Identify every line below that contains the string "Model", and copy each one in full. Treat uppercase and lowercase as different.

RECORDS PROVIDED:
========================================

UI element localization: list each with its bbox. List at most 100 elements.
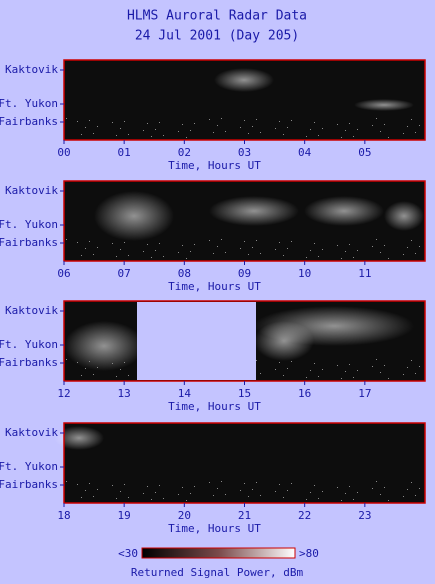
noise	[190, 130, 191, 131]
noise	[341, 137, 342, 138]
noise	[194, 123, 195, 124]
noise	[89, 361, 90, 362]
noise	[357, 370, 358, 371]
noise	[178, 252, 179, 253]
noise	[388, 378, 389, 379]
noise	[291, 361, 292, 362]
echo	[214, 68, 274, 92]
noise	[163, 256, 164, 257]
colorbar	[141, 547, 296, 559]
noise	[112, 122, 113, 123]
echo	[254, 321, 314, 361]
noise	[353, 377, 354, 378]
y-tick-label: Kaktovik	[5, 304, 58, 317]
noise	[93, 374, 94, 375]
noise	[147, 244, 148, 245]
noise	[252, 126, 253, 127]
x-tick-label: 14	[178, 387, 192, 400]
noise	[244, 241, 245, 242]
noise	[182, 124, 183, 125]
noise	[89, 483, 90, 484]
noise	[147, 486, 148, 487]
noise	[221, 481, 222, 482]
noise	[81, 134, 82, 135]
noise	[124, 121, 125, 122]
noise	[341, 378, 342, 379]
noise	[120, 491, 121, 492]
noise	[221, 239, 222, 240]
noise	[322, 369, 323, 370]
noise	[120, 128, 121, 129]
noise	[341, 258, 342, 259]
colorbar-title: Returned Signal Power, dBm	[131, 566, 304, 579]
noise	[128, 134, 129, 135]
x-tick-label: 08	[178, 267, 191, 280]
noise	[349, 123, 350, 124]
echo	[354, 99, 414, 111]
noise	[97, 489, 98, 490]
x-tick-label: 06	[57, 267, 70, 280]
noise	[314, 243, 315, 244]
noise	[225, 252, 226, 253]
noise	[345, 371, 346, 372]
noise	[322, 491, 323, 492]
noise	[372, 125, 373, 126]
x-tick-label: 17	[358, 387, 371, 400]
noise	[190, 251, 191, 252]
noise	[376, 239, 377, 240]
noise	[217, 246, 218, 247]
noise	[407, 126, 408, 127]
noise	[77, 362, 78, 363]
noise	[372, 366, 373, 367]
noise	[190, 493, 191, 494]
noise	[159, 243, 160, 244]
y-tick-label: Fairbanks	[0, 478, 58, 491]
noise	[283, 497, 284, 498]
noise	[93, 254, 94, 255]
x-tick-label: 15	[238, 387, 251, 400]
noise	[279, 121, 280, 122]
noise	[97, 247, 98, 248]
noise	[97, 126, 98, 127]
noise	[275, 369, 276, 370]
noise	[310, 492, 311, 493]
noise	[291, 241, 292, 242]
noise	[372, 488, 373, 489]
noise	[194, 244, 195, 245]
noise	[116, 376, 117, 377]
noise	[143, 130, 144, 131]
x-tick-label: 16	[298, 387, 311, 400]
noise	[116, 135, 117, 136]
noise	[349, 244, 350, 245]
noise	[89, 241, 90, 242]
noise	[345, 130, 346, 131]
noise	[403, 496, 404, 497]
y-tick-label: Kaktovik	[5, 63, 58, 76]
noise	[155, 250, 156, 251]
x-tick-label: 18	[57, 509, 70, 522]
echo	[64, 321, 144, 371]
noise	[376, 118, 377, 119]
noise	[66, 481, 67, 482]
noise	[93, 133, 94, 134]
noise	[163, 135, 164, 136]
noise	[357, 492, 358, 493]
noise	[151, 499, 152, 500]
noise	[388, 258, 389, 259]
noise	[112, 363, 113, 364]
noise	[322, 128, 323, 129]
noise	[407, 367, 408, 368]
noise	[240, 127, 241, 128]
y-tick-label: Ft. Yukon	[0, 338, 58, 351]
y-tick-label: Kaktovik	[5, 184, 58, 197]
y-tick-label: Ft. Yukon	[0, 460, 58, 473]
noise	[337, 487, 338, 488]
noise	[256, 119, 257, 120]
x-tick-label: 00	[57, 146, 70, 159]
noise	[306, 257, 307, 258]
x-tick-label: 11	[358, 267, 371, 280]
noise	[217, 125, 218, 126]
chart-title: HLMS Auroral Radar Data	[127, 9, 307, 24]
noise	[419, 488, 420, 489]
noise	[357, 250, 358, 251]
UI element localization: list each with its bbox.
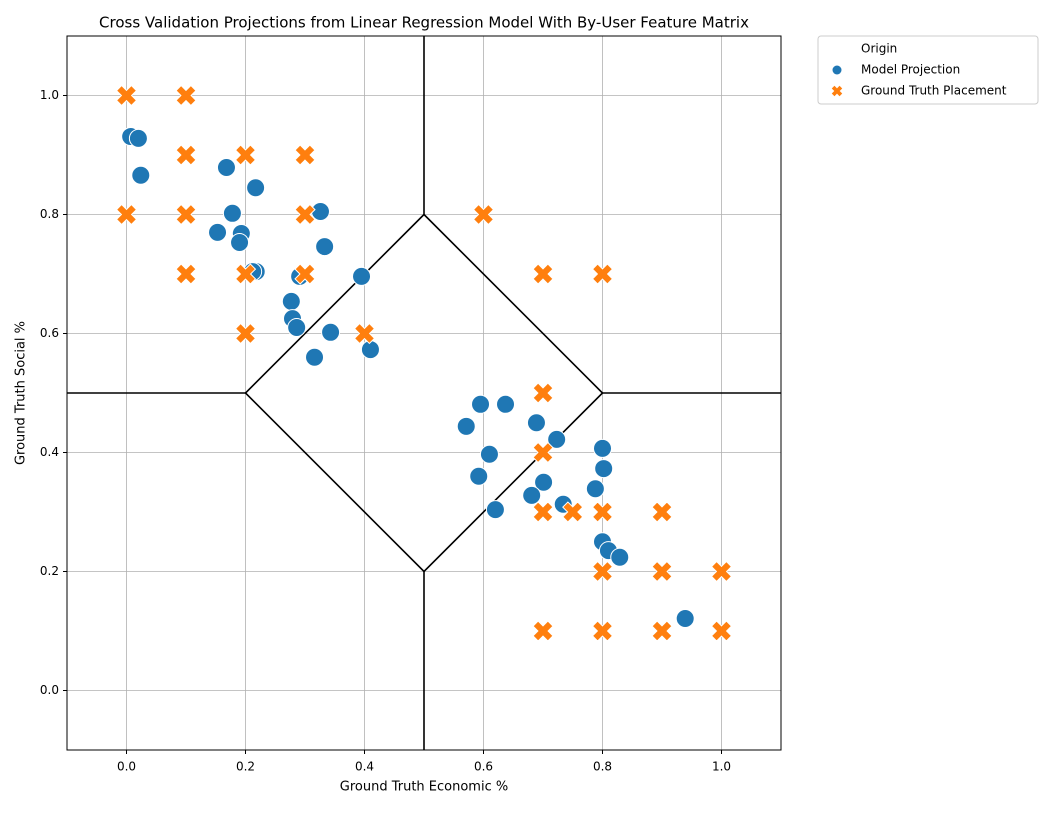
x-tick-label: 1.0 (712, 760, 731, 774)
x-tick-label: 0.6 (474, 760, 493, 774)
point (115, 84, 138, 107)
point (128, 128, 148, 148)
point (294, 263, 316, 285)
point (532, 501, 554, 523)
point (710, 620, 733, 642)
point (496, 394, 516, 414)
point (305, 347, 325, 367)
point (175, 263, 197, 285)
legend-marker (831, 85, 843, 97)
point (175, 144, 197, 166)
x-axis-label: Ground Truth Economic % (340, 780, 508, 795)
x-tick-label: 0.2 (236, 760, 255, 774)
point (532, 382, 554, 404)
legend-title: Origin (861, 42, 897, 56)
point (532, 263, 554, 285)
plot-frame (66, 35, 782, 751)
point (310, 202, 330, 222)
point (115, 203, 138, 226)
y-tick-label: 1.0 (40, 88, 59, 102)
point (651, 560, 673, 583)
point (321, 322, 341, 342)
point (562, 501, 584, 523)
point (208, 222, 228, 242)
point (315, 237, 335, 257)
point (485, 500, 505, 520)
point (610, 547, 630, 567)
point (710, 560, 733, 583)
point (469, 466, 489, 486)
point (234, 263, 257, 285)
y-tick-label: 0.8 (40, 207, 59, 221)
point (234, 144, 257, 166)
legend-label: Model Projection (861, 63, 960, 77)
point (294, 203, 316, 226)
legend-marker (832, 65, 842, 75)
point (532, 441, 554, 464)
point (234, 322, 257, 345)
point (353, 322, 376, 345)
x-tick-label: 0.0 (117, 760, 136, 774)
point (216, 157, 236, 177)
y-tick-label: 0.6 (40, 326, 59, 340)
point (246, 178, 266, 198)
point (281, 291, 301, 311)
point (594, 459, 614, 479)
point (222, 203, 242, 223)
point (175, 84, 197, 107)
point (294, 144, 316, 166)
point (360, 340, 380, 360)
chart-title: Cross Validation Projections from Linear… (99, 14, 749, 32)
point (651, 501, 673, 523)
point (547, 429, 567, 449)
point (287, 318, 307, 338)
point (352, 266, 372, 286)
point (456, 416, 476, 436)
point (591, 501, 614, 523)
point (591, 560, 614, 583)
point (591, 620, 614, 642)
point (593, 438, 612, 458)
point (526, 413, 546, 433)
x-tick-label: 0.8 (593, 760, 612, 774)
point (522, 485, 542, 505)
point (534, 472, 554, 492)
legend-label: Ground Truth Placement (861, 84, 1007, 98)
point (675, 609, 695, 629)
legend-entry: Model Projection (832, 63, 960, 77)
y-tick-label: 0.4 (40, 445, 59, 459)
point (651, 620, 673, 642)
point (479, 444, 499, 464)
x-tick-label: 0.4 (355, 760, 374, 774)
point (175, 203, 197, 226)
point (131, 165, 151, 185)
legend-box (817, 35, 1039, 105)
point (591, 263, 614, 285)
point (230, 232, 250, 252)
y-axis-label: Ground Truth Social % (14, 321, 29, 465)
legend-entry: Ground Truth Placement (831, 84, 1007, 98)
point (472, 203, 495, 226)
y-tick-label: 0.0 (40, 683, 59, 697)
y-tick-label: 0.2 (40, 564, 59, 578)
point (532, 620, 554, 642)
point (471, 394, 491, 414)
point (585, 479, 605, 499)
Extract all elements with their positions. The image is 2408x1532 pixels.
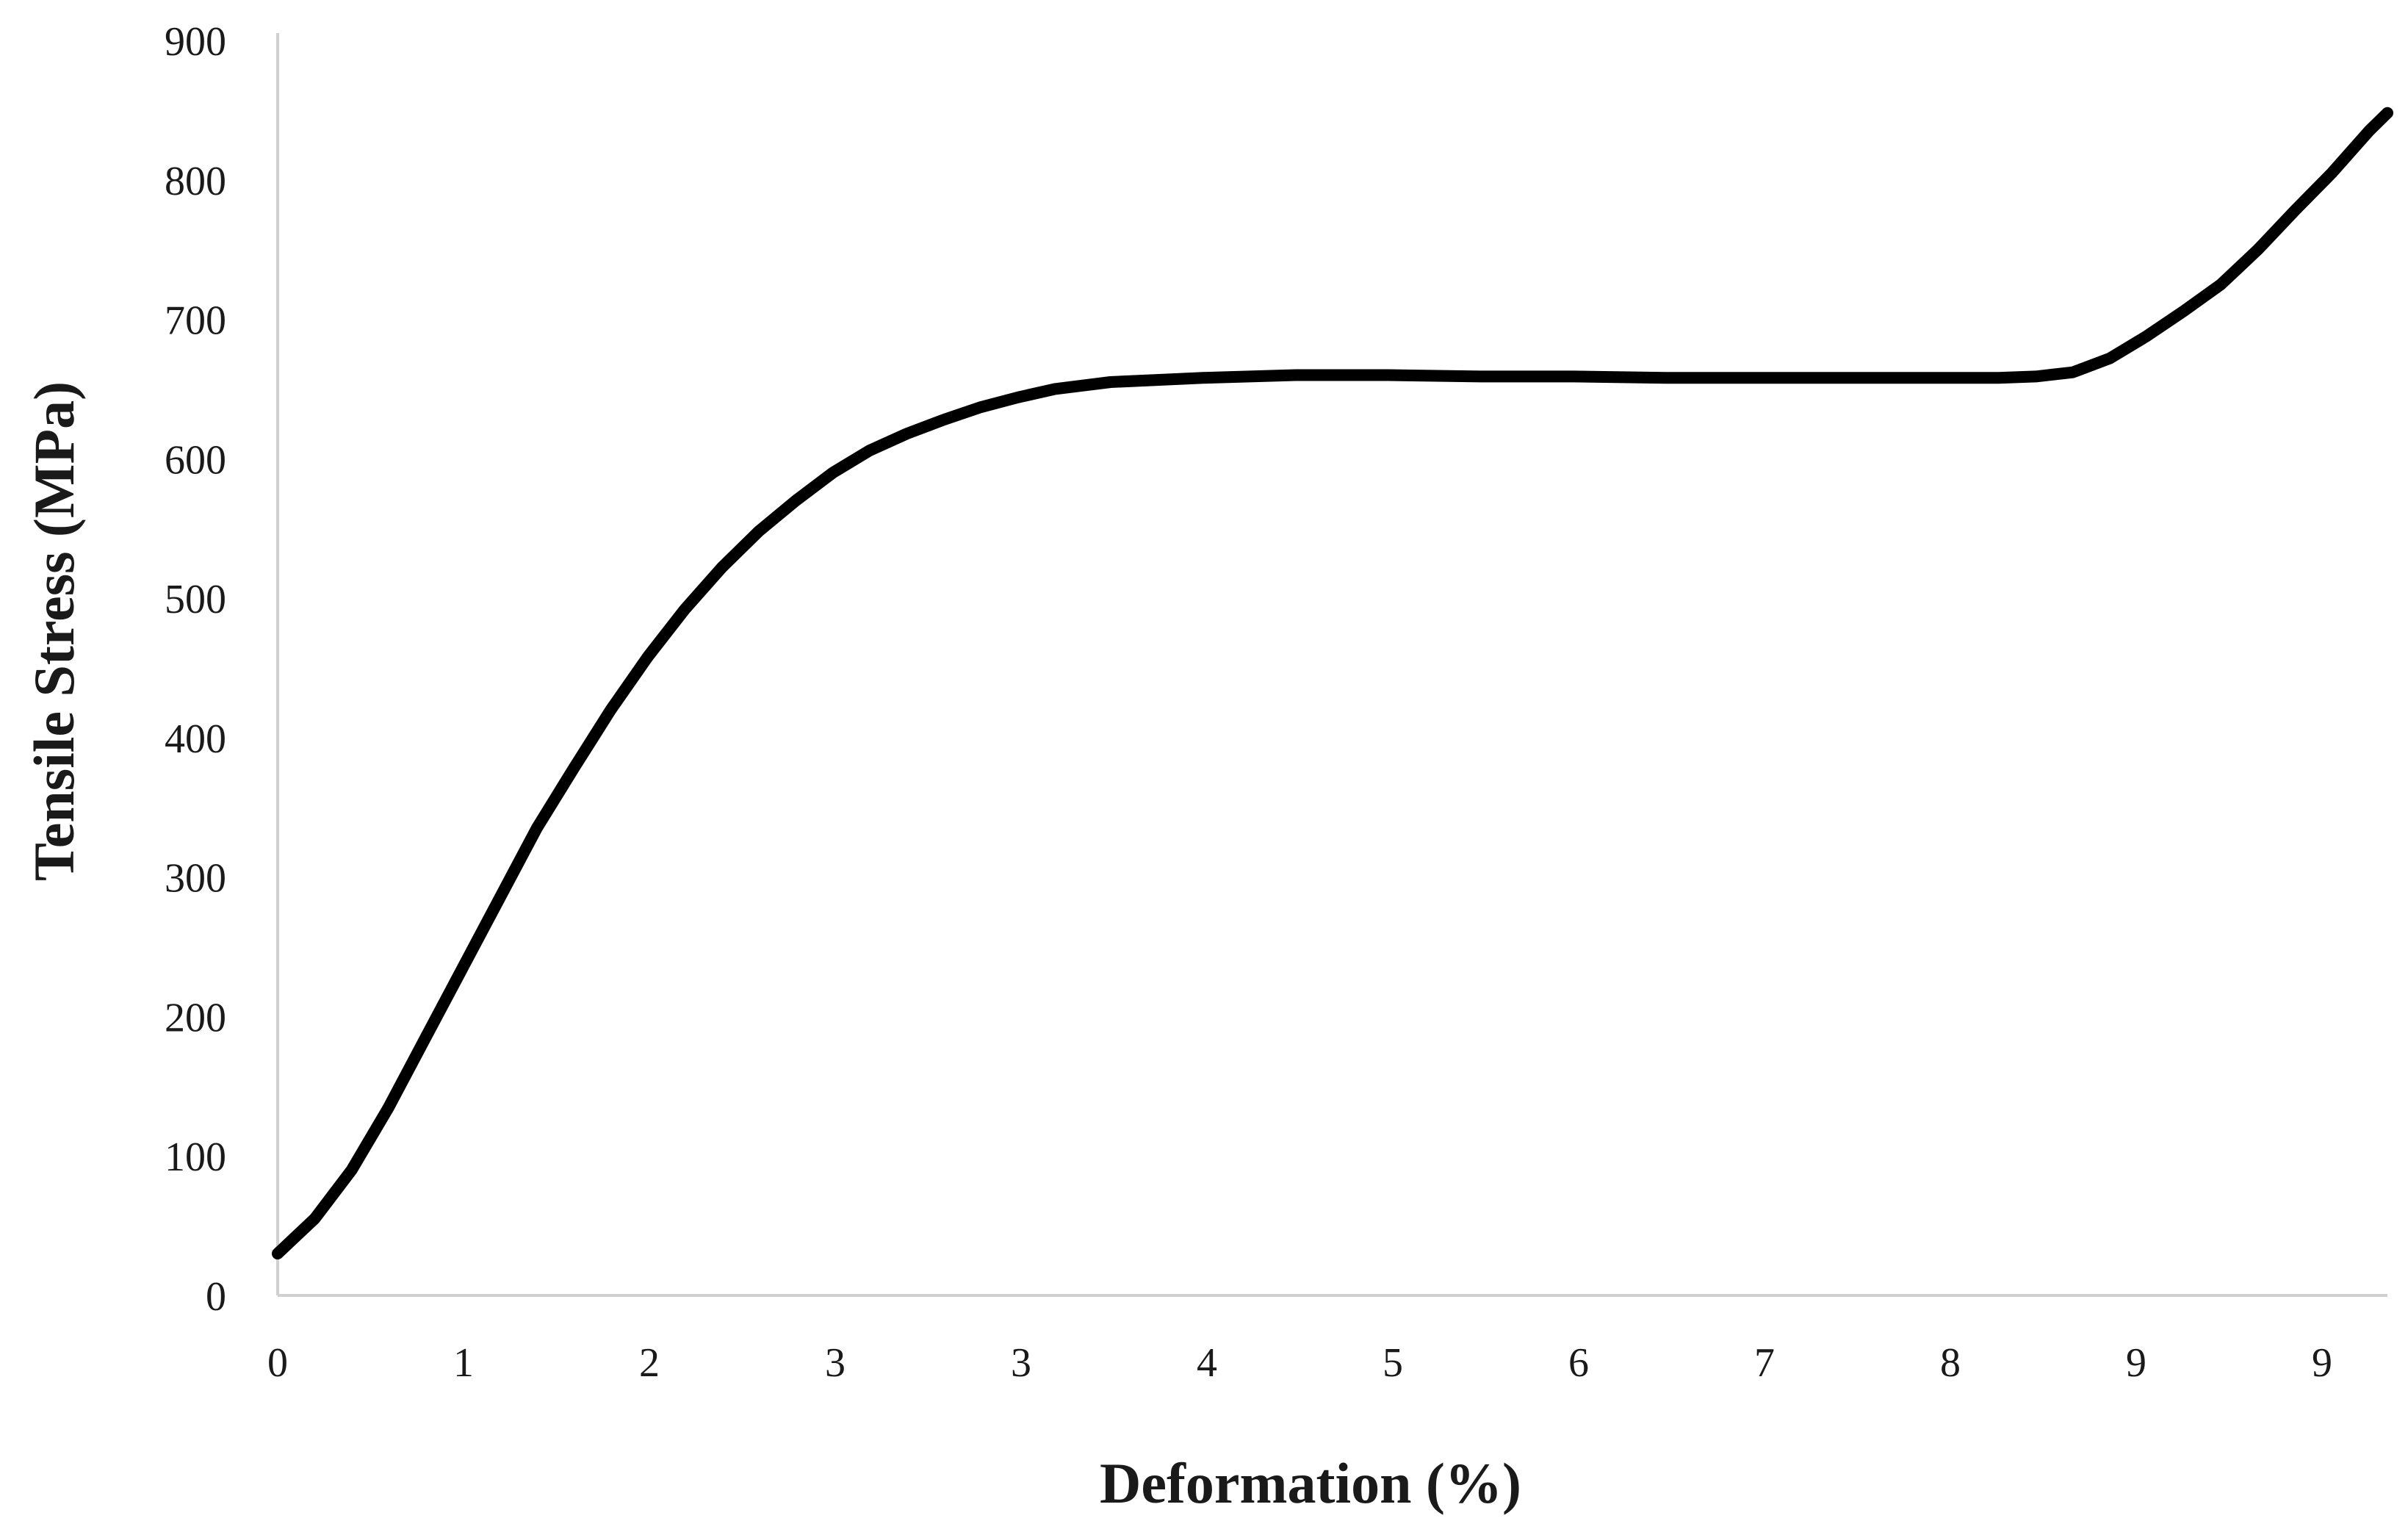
plot-area xyxy=(272,33,2393,1297)
x-tick-label: 7 xyxy=(1754,1340,1775,1386)
y-tick-label: 500 xyxy=(165,577,226,622)
x-tick-label: 9 xyxy=(2126,1340,2146,1386)
x-tick-label: 2 xyxy=(639,1340,660,1386)
y-tick-label: 100 xyxy=(165,1134,226,1180)
y-axis-tick-labels: 0 100 200 300 400 500 600 700 800 900 xyxy=(165,19,226,1320)
x-tick-label: 9 xyxy=(2312,1340,2332,1386)
x-tick-label: 8 xyxy=(1940,1340,1961,1386)
x-tick-label: 3 xyxy=(825,1340,846,1386)
x-tick-label: 5 xyxy=(1383,1340,1403,1386)
stress-strain-line xyxy=(272,107,2393,1260)
y-tick-label: 300 xyxy=(165,856,226,902)
x-axis-title: Deformation (%) xyxy=(1100,1451,1521,1515)
y-tick-label: 600 xyxy=(165,437,226,483)
y-tick-label: 800 xyxy=(165,159,226,204)
x-axis-tick-labels: 0 1 2 3 3 4 5 6 7 8 9 9 xyxy=(267,1340,2332,1386)
x-tick-label: 4 xyxy=(1197,1340,1217,1386)
x-tick-label: 0 xyxy=(267,1340,288,1386)
y-tick-label: 700 xyxy=(165,298,226,344)
y-axis-title: Tensile Stress (MPa) xyxy=(22,381,86,881)
y-tick-label: 200 xyxy=(165,995,226,1040)
x-tick-label: 1 xyxy=(453,1340,474,1386)
y-tick-label: 400 xyxy=(165,716,226,762)
x-tick-label: 3 xyxy=(1011,1340,1031,1386)
y-tick-label: 0 xyxy=(206,1274,226,1320)
y-tick-label: 900 xyxy=(165,19,226,65)
x-tick-label: 6 xyxy=(1568,1340,1589,1386)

========================================

RESULT FOR THIS TASK:
legend-label: Model Projection (861, 63, 960, 77)
legend-entry: Model Projection (832, 63, 960, 77)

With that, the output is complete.